• Set exercise
Scan the material below for the string "adipisicing", and copy every line where it shows up.

[start of Working data]

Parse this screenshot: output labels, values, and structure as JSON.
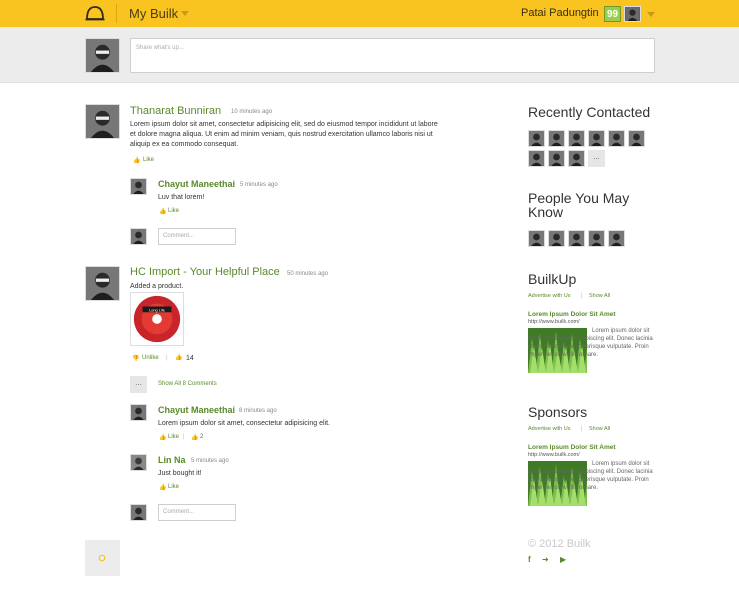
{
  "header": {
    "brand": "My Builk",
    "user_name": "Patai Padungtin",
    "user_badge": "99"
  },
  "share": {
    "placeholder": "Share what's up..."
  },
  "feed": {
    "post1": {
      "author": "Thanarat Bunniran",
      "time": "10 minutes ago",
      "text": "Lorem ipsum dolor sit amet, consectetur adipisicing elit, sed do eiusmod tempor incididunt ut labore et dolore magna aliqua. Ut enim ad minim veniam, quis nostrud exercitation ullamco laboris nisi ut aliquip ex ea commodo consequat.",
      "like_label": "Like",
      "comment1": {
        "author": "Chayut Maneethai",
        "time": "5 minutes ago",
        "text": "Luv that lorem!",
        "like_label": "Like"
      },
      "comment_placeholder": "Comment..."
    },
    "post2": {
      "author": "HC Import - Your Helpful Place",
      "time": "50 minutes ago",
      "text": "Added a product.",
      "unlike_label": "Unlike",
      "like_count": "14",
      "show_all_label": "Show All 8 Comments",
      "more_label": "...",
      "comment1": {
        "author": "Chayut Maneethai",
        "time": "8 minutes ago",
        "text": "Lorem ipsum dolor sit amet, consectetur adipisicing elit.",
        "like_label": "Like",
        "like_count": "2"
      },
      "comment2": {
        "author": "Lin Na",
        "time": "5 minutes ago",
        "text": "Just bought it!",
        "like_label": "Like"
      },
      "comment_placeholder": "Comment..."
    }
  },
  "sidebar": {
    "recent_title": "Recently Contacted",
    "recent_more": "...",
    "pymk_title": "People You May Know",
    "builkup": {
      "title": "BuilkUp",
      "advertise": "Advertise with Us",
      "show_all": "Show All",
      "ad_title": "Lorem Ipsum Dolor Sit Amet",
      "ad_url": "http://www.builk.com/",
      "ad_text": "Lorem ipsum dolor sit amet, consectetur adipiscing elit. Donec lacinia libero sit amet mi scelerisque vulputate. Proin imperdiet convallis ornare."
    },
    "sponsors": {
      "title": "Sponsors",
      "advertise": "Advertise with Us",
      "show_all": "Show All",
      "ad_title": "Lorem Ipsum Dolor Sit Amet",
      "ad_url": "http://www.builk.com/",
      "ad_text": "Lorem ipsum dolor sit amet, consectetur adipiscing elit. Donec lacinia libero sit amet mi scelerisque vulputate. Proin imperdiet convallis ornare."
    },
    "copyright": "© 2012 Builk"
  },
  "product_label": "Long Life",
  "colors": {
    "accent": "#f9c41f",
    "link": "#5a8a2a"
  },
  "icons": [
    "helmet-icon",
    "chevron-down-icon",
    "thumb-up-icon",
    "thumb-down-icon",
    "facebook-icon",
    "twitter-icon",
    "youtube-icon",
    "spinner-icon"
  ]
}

[end of Working data]
[start of Working data]

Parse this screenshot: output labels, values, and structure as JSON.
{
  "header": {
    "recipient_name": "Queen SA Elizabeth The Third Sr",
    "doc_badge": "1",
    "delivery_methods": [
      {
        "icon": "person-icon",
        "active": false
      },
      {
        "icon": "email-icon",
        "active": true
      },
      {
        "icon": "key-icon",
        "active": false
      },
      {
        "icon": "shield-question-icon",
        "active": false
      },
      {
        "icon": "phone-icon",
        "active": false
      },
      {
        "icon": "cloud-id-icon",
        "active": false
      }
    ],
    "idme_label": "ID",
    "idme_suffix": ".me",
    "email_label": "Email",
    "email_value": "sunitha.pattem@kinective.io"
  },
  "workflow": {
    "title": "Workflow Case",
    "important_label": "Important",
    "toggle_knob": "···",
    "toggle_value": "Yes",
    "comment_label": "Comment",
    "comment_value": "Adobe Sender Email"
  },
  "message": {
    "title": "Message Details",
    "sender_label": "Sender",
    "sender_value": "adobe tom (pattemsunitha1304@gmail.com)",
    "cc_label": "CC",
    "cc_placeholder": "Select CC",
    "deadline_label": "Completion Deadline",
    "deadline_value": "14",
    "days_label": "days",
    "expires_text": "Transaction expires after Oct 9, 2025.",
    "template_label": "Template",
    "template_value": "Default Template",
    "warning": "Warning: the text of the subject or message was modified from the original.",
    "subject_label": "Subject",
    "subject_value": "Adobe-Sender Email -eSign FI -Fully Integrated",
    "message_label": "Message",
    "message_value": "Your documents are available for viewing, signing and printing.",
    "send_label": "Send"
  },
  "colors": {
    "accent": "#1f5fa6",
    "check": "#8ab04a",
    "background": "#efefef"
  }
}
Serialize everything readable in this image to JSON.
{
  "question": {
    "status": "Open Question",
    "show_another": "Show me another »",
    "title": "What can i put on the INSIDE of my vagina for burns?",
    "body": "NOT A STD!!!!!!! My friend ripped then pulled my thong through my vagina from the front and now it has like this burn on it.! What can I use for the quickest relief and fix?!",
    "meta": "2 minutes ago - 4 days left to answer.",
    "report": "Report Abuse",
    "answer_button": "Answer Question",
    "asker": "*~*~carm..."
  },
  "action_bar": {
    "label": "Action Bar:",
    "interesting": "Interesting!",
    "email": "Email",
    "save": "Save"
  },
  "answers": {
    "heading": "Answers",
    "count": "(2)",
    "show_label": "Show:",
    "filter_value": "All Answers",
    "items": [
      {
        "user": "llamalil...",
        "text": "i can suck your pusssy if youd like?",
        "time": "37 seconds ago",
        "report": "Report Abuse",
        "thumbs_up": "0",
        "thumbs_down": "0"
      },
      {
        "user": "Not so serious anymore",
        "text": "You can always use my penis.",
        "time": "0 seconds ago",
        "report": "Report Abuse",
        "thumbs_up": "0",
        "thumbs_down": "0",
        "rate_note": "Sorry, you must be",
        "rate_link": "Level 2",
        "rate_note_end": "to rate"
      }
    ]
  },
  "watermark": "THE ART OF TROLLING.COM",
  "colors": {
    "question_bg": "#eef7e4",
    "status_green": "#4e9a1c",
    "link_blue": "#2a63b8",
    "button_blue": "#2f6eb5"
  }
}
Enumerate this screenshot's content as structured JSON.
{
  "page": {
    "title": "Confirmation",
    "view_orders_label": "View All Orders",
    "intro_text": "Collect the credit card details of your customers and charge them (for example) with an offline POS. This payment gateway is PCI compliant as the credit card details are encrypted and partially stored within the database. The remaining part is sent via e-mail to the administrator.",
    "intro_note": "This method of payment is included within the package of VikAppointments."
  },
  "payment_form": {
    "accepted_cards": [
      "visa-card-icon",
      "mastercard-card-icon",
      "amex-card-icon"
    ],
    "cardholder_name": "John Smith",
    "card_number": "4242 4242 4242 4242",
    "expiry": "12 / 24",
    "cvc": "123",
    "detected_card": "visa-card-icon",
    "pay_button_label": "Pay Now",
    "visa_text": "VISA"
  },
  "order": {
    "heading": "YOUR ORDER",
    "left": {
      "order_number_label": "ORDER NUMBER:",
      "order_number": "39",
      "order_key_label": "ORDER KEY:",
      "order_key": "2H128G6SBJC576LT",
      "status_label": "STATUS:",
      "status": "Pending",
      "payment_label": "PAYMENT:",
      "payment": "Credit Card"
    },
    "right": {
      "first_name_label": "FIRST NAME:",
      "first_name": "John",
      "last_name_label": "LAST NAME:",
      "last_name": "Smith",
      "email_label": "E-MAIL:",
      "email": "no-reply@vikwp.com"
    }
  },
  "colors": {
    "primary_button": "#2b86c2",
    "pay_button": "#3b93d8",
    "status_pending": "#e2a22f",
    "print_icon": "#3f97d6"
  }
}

[end of Working data]
[start of Working data]

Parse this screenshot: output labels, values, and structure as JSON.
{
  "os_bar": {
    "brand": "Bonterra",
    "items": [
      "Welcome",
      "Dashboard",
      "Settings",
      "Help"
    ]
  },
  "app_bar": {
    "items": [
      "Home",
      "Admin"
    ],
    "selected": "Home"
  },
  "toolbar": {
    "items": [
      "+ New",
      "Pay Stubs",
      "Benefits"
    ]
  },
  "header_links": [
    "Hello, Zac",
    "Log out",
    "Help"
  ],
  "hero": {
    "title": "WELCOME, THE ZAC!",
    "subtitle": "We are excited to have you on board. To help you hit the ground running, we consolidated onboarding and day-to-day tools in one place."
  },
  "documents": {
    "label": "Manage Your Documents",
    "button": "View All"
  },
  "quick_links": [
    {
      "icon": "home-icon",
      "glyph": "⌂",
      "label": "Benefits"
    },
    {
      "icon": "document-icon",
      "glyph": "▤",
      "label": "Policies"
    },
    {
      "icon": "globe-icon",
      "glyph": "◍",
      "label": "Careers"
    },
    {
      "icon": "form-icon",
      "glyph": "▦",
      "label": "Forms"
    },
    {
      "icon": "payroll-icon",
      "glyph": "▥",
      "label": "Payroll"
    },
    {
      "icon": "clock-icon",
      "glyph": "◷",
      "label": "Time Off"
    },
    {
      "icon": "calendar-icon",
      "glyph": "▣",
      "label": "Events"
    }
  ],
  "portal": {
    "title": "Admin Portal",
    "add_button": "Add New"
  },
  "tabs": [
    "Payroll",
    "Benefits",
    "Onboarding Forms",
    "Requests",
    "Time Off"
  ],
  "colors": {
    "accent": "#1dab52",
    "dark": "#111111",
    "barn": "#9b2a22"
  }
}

[end of Working data]

• Answer to this exercise
      "text": "Lorem ipsum dolor sit amet, consectetur adipisicing elit, sed do eiusmod tempor incididunt ut labore et dolore magna aliqua. Ut enim ad minim veniam, quis nostrud exercitation ullamco laboris nisi ut aliquip ex ea commodo consequat.",
        "text": "Lorem ipsum dolor sit amet, consectetur adipisicing elit.",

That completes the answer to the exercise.